= EXERCISE INSTRUCTIONS =
Recast the lines of the records below as a Markdown table with the columns "Row" and "Line," numbering each line in order and leaving out blank lines.

** Start RECORDS PROVIDED **

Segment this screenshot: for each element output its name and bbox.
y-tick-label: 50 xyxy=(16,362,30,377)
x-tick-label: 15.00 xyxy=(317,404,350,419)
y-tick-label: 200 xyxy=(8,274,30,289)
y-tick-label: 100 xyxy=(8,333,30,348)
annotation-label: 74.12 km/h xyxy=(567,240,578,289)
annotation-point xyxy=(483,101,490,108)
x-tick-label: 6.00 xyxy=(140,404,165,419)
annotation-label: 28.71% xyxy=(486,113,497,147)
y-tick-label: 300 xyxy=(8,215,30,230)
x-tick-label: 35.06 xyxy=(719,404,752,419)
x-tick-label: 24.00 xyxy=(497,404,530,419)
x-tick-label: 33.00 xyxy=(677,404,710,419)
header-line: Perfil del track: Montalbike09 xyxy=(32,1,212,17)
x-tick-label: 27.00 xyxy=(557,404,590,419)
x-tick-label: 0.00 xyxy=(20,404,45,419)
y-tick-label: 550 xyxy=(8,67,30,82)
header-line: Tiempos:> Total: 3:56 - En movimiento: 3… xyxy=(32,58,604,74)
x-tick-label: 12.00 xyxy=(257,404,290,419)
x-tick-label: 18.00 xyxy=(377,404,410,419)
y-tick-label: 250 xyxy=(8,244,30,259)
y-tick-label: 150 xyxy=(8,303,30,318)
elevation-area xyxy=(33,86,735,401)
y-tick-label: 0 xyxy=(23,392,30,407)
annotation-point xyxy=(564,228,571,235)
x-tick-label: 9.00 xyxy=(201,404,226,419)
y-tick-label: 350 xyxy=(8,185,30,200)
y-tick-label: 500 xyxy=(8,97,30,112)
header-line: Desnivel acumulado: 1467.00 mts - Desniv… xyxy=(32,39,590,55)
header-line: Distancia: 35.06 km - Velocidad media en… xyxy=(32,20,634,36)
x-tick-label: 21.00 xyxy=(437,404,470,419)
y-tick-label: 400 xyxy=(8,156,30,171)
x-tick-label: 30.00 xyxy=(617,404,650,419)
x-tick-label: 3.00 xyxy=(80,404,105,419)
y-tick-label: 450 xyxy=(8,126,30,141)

** End RECORDS PROVIDED **

= OUTPUT OF THE EXERCISE =
| Row | Line |
|---|---|
| 1 | Segment this screenshot: for each element output its name and bbox. |
| 2 | y-tick-label: 50 xyxy=(16,362,30,377) |
| 3 | x-tick-label: 15.00 xyxy=(317,404,350,419) |
| 4 | y-tick-label: 200 xyxy=(8,274,30,289) |
| 5 | y-tick-label: 100 xyxy=(8,333,30,348) |
| 6 | annotation-label: 74.12 km/h xyxy=(567,240,578,289) |
| 7 | annotation-point xyxy=(483,101,490,108) |
| 8 | x-tick-label: 6.00 xyxy=(140,404,165,419) |
| 9 | annotation-label: 28.71% xyxy=(486,113,497,147) |
| 10 | y-tick-label: 300 xyxy=(8,215,30,230) |
| 11 | x-tick-label: 35.06 xyxy=(719,404,752,419) |
| 12 | x-tick-label: 24.00 xyxy=(497,404,530,419) |
| 13 | x-tick-label: 33.00 xyxy=(677,404,710,419) |
| 14 | header-line: Perfil del track: Montalbike09 xyxy=(32,1,212,17) |
| 15 | x-tick-label: 27.00 xyxy=(557,404,590,419) |
| 16 | x-tick-label: 0.00 xyxy=(20,404,45,419) |
| 17 | y-tick-label: 550 xyxy=(8,67,30,82) |
| 18 | header-line: Tiempos:> Total: 3:56 - En movimiento: 3… xyxy=(32,58,604,74) |
| 19 | x-tick-label: 12.00 xyxy=(257,404,290,419) |
| 20 | x-tick-label: 18.00 xyxy=(377,404,410,419) |
| 21 | y-tick-label: 250 xyxy=(8,244,30,259) |
| 22 | y-tick-label: 150 xyxy=(8,303,30,318) |
| 23 | elevation-area xyxy=(33,86,735,401) |
| 24 | y-tick-label: 0 xyxy=(23,392,30,407) |
| 25 | annotation-point xyxy=(564,228,571,235) |
| 26 | x-tick-label: 9.00 xyxy=(201,404,226,419) |
| 27 | y-tick-label: 350 xyxy=(8,185,30,200) |
| 28 | y-tick-label: 500 xyxy=(8,97,30,112) |
| 29 | header-line: Desnivel acumulado: 1467.00 mts - Desniv… xyxy=(32,39,590,55) |
| 30 | header-line: Distancia: 35.06 km - Velocidad media en… xyxy=(32,20,634,36) |
| 31 | x-tick-label: 21.00 xyxy=(437,404,470,419) |
| 32 | y-tick-label: 400 xyxy=(8,156,30,171) |
| 33 | x-tick-label: 30.00 xyxy=(617,404,650,419) |
| 34 | x-tick-label: 3.00 xyxy=(80,404,105,419) |
| 35 | y-tick-label: 450 xyxy=(8,126,30,141) |